## START RECORDS FOR THE TASK
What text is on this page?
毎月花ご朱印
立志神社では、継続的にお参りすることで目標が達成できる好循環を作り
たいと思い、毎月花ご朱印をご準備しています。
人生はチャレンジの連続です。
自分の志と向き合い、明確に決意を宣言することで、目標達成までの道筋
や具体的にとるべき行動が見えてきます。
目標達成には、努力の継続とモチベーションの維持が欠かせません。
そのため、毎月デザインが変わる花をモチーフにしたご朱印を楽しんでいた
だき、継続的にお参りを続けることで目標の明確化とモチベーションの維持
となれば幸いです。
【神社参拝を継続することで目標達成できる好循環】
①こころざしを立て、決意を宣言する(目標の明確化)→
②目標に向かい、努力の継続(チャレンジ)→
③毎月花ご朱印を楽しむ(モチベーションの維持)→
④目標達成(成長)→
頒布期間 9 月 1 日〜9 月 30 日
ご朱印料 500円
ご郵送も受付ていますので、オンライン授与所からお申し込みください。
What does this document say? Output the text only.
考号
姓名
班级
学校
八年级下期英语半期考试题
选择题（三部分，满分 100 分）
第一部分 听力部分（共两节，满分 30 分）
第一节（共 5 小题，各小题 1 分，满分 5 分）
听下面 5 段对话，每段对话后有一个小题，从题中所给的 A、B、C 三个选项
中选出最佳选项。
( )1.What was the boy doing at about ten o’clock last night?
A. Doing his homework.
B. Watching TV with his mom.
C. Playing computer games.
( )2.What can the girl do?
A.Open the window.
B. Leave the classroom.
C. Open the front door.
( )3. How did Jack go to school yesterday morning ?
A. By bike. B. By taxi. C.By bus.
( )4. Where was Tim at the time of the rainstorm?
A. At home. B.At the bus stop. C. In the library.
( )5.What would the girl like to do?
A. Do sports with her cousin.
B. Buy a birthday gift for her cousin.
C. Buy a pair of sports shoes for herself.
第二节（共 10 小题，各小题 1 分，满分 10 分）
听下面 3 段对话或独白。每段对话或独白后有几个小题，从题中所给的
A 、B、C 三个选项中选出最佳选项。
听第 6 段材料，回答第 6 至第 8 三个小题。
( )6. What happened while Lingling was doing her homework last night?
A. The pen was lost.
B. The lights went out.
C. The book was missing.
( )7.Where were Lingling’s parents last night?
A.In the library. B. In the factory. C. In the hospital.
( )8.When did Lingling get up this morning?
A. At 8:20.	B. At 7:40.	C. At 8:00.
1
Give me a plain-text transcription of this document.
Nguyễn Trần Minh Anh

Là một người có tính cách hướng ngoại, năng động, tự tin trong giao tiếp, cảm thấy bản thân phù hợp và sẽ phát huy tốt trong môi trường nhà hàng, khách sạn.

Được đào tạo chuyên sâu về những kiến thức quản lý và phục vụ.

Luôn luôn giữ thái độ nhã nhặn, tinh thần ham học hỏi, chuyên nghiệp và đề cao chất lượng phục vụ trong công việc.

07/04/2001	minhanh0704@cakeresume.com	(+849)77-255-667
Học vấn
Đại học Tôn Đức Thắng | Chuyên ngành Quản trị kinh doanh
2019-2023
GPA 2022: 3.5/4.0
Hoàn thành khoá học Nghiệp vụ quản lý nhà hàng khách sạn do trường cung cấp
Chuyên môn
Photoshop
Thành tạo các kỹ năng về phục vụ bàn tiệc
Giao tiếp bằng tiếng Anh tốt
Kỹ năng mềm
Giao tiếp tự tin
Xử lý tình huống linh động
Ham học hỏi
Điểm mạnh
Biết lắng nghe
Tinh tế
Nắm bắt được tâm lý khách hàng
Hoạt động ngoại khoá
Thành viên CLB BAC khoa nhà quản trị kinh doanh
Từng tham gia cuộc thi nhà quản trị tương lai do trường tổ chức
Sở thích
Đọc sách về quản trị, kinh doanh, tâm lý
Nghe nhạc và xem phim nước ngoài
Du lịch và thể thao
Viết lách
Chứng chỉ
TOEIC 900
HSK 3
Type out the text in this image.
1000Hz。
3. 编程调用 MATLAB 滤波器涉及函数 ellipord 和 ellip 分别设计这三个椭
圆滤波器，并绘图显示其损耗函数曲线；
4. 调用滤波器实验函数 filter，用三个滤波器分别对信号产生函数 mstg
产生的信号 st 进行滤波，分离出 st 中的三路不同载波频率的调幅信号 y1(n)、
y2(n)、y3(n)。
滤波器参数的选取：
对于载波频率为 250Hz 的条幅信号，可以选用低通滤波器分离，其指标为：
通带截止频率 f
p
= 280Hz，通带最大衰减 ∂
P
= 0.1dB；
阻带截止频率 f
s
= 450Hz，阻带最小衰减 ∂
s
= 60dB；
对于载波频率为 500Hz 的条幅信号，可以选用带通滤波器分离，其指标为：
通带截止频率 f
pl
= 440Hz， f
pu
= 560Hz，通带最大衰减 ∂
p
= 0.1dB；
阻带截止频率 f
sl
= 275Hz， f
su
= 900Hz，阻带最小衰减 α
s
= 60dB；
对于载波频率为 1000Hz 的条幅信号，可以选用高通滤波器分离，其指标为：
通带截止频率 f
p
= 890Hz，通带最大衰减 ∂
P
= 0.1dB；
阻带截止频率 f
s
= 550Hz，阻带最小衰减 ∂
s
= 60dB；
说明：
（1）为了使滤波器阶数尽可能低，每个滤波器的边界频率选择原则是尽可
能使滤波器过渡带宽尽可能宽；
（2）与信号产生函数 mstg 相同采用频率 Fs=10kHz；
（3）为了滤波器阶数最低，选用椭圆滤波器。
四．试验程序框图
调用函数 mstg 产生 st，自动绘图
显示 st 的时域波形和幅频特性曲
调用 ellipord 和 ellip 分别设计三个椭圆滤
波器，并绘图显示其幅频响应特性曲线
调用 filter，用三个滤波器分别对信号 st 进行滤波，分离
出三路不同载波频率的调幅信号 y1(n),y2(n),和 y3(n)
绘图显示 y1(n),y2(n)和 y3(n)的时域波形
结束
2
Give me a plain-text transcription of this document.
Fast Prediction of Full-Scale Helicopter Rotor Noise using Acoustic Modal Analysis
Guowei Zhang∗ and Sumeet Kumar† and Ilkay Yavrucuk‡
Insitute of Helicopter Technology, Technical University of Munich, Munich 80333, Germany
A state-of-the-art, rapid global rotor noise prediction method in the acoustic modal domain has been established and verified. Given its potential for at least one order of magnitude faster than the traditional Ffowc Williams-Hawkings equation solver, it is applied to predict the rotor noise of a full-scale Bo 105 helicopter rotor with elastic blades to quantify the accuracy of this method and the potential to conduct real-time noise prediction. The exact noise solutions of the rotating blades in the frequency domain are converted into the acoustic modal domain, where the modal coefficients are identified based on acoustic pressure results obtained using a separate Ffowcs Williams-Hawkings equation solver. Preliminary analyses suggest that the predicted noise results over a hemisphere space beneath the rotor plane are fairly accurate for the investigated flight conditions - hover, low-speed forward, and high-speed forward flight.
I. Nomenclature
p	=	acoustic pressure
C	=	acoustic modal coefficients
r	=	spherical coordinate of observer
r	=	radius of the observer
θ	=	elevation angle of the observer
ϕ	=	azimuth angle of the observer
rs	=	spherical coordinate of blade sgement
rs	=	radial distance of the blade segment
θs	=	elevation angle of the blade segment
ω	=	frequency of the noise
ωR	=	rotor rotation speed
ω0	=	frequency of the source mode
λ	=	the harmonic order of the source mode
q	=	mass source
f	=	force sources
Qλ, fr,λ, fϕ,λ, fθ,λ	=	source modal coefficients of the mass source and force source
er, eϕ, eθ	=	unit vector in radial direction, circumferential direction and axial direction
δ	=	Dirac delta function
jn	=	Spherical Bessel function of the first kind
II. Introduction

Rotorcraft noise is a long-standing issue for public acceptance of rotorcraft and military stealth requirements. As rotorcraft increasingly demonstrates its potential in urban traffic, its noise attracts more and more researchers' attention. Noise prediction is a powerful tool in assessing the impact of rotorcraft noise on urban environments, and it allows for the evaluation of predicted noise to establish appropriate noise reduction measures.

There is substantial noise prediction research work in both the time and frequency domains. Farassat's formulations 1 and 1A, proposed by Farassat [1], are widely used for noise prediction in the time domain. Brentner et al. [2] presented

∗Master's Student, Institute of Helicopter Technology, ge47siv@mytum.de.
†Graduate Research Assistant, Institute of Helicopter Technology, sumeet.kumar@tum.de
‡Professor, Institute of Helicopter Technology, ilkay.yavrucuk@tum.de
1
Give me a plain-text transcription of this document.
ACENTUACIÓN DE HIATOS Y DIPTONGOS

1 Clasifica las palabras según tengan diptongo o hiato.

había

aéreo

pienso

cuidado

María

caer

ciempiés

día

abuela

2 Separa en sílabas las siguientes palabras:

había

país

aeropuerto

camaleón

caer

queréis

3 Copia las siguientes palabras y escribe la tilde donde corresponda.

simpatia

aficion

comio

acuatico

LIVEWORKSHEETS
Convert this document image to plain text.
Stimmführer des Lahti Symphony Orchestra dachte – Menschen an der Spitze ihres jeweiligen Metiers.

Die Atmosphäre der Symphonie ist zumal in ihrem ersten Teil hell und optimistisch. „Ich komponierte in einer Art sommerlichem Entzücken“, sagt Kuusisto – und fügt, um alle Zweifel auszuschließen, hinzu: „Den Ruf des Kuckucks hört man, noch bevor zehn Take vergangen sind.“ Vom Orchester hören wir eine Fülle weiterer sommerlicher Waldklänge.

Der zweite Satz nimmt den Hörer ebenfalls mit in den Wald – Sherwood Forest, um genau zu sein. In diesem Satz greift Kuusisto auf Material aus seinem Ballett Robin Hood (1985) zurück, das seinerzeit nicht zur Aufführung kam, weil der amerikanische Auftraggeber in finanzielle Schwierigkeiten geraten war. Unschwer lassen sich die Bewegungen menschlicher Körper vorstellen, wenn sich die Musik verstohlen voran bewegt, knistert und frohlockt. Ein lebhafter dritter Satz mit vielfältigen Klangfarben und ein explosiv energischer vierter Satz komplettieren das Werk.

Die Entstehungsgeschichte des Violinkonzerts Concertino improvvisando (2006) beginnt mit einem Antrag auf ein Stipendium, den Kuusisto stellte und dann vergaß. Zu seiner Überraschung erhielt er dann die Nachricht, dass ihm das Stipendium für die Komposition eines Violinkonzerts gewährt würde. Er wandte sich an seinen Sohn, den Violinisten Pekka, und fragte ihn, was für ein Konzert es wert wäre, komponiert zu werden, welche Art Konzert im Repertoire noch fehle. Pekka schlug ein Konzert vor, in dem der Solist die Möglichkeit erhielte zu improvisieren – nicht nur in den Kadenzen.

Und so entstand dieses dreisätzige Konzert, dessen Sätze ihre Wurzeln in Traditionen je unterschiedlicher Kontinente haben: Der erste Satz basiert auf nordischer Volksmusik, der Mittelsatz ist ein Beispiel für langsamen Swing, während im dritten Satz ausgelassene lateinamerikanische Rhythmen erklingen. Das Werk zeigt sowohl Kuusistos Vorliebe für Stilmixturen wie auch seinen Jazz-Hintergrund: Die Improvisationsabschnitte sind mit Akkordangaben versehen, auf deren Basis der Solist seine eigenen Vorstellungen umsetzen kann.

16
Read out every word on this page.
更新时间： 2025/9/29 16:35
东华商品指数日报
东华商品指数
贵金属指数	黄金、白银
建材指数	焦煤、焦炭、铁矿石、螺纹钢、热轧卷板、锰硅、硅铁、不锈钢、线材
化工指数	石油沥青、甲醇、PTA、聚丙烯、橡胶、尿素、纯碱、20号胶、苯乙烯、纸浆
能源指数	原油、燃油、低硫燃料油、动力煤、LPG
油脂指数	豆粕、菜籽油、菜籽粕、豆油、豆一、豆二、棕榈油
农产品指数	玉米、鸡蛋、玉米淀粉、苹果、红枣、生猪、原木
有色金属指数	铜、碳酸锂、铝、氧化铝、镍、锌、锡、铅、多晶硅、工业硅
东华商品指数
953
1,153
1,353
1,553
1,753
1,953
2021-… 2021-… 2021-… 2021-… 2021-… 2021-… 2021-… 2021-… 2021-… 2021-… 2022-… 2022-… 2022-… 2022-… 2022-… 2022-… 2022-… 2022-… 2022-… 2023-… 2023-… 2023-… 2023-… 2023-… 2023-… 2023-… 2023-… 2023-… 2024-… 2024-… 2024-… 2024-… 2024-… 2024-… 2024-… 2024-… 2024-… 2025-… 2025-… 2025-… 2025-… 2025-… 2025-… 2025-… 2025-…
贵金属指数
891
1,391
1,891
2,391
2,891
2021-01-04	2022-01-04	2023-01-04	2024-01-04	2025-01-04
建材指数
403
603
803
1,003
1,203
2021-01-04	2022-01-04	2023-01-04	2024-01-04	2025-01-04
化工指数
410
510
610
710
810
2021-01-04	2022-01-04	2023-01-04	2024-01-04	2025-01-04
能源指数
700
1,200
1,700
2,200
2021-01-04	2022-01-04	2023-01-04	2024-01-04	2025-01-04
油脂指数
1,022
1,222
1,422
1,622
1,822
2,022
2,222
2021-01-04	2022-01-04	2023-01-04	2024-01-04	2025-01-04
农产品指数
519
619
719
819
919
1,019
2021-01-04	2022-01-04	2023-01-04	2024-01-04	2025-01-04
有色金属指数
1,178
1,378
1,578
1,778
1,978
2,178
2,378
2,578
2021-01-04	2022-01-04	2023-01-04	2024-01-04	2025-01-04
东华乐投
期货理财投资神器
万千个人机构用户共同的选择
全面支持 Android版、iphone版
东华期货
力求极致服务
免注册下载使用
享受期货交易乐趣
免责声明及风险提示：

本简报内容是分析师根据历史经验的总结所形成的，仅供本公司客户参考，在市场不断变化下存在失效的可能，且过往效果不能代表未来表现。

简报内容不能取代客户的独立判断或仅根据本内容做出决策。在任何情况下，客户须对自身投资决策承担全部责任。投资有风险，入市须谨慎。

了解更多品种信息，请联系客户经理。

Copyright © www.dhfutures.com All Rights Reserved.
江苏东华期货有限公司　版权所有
## END RECORDS FOR THE TASK
- [WHAT IS NEEDED]
What is the number of lines holding the word "force"? State it alone.

- [SOLUTION TO THIS PROBLEM]
2